# Start of Records to process

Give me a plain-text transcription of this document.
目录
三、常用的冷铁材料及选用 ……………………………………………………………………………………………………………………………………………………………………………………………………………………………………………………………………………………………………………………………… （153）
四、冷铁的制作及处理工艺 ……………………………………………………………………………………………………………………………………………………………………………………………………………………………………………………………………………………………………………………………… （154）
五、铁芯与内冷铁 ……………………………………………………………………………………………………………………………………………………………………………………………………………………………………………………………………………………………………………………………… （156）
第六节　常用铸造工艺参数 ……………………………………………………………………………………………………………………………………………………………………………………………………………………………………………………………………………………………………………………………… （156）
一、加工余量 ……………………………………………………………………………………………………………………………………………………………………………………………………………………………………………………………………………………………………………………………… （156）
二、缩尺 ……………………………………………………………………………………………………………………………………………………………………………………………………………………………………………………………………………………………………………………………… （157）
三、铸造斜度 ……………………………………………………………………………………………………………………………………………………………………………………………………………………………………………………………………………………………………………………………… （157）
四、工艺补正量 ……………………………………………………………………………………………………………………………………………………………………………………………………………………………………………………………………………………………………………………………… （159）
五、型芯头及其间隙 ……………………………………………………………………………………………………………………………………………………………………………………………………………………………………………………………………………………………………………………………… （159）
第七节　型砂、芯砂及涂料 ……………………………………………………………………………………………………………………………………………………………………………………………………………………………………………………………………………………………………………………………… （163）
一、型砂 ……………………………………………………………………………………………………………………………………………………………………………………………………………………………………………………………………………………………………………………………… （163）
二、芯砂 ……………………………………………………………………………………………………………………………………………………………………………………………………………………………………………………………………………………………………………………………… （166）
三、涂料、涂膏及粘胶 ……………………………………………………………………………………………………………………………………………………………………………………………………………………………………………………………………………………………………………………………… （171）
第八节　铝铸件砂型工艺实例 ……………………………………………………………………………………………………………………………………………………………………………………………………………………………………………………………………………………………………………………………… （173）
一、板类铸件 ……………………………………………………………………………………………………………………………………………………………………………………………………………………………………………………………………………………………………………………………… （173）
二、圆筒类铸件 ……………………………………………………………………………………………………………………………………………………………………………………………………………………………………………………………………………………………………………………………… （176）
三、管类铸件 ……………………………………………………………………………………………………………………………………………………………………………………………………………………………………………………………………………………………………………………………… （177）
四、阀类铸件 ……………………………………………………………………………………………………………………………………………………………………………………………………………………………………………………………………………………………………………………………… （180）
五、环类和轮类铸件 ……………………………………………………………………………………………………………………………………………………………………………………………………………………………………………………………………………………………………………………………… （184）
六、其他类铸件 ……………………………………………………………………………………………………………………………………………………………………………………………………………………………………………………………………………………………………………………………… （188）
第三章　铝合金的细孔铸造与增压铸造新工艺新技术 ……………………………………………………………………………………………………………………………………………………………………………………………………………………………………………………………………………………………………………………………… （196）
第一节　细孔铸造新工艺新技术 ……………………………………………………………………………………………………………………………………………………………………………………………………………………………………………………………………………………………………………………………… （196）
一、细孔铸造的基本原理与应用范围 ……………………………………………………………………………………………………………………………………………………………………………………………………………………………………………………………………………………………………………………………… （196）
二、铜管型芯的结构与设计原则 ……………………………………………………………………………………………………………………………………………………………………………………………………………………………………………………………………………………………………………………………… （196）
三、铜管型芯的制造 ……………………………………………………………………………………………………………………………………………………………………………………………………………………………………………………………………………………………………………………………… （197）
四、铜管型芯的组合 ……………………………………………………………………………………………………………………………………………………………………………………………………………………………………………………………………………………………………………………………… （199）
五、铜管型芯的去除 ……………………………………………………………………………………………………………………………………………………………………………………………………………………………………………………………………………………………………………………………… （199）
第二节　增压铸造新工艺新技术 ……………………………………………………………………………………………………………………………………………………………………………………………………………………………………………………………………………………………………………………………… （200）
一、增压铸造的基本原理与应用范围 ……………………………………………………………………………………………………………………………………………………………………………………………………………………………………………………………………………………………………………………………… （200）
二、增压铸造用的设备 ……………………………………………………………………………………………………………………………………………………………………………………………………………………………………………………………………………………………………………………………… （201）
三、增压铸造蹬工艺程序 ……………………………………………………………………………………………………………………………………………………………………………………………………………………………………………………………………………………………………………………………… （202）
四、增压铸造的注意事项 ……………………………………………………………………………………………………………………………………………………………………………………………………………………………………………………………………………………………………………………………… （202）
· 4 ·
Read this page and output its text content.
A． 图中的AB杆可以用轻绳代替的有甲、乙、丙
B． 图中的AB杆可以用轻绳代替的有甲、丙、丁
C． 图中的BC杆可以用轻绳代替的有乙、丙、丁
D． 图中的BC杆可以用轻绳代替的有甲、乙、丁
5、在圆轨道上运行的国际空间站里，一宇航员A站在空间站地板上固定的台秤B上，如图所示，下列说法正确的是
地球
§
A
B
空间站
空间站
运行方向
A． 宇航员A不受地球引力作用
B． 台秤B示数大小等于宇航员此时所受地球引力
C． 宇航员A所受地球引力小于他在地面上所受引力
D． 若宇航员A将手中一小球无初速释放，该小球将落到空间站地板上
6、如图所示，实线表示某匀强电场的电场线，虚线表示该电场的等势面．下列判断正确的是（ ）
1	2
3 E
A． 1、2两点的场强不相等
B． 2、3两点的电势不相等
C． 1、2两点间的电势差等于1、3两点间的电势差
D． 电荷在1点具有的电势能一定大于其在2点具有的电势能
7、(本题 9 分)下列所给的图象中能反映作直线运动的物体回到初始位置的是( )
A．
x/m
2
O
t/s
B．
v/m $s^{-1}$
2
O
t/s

# End of Records to process

Identify the lines that hold the word "text". Copy every one of them.

Give me a plain-text transcription of this document.
Read this page and output its text content.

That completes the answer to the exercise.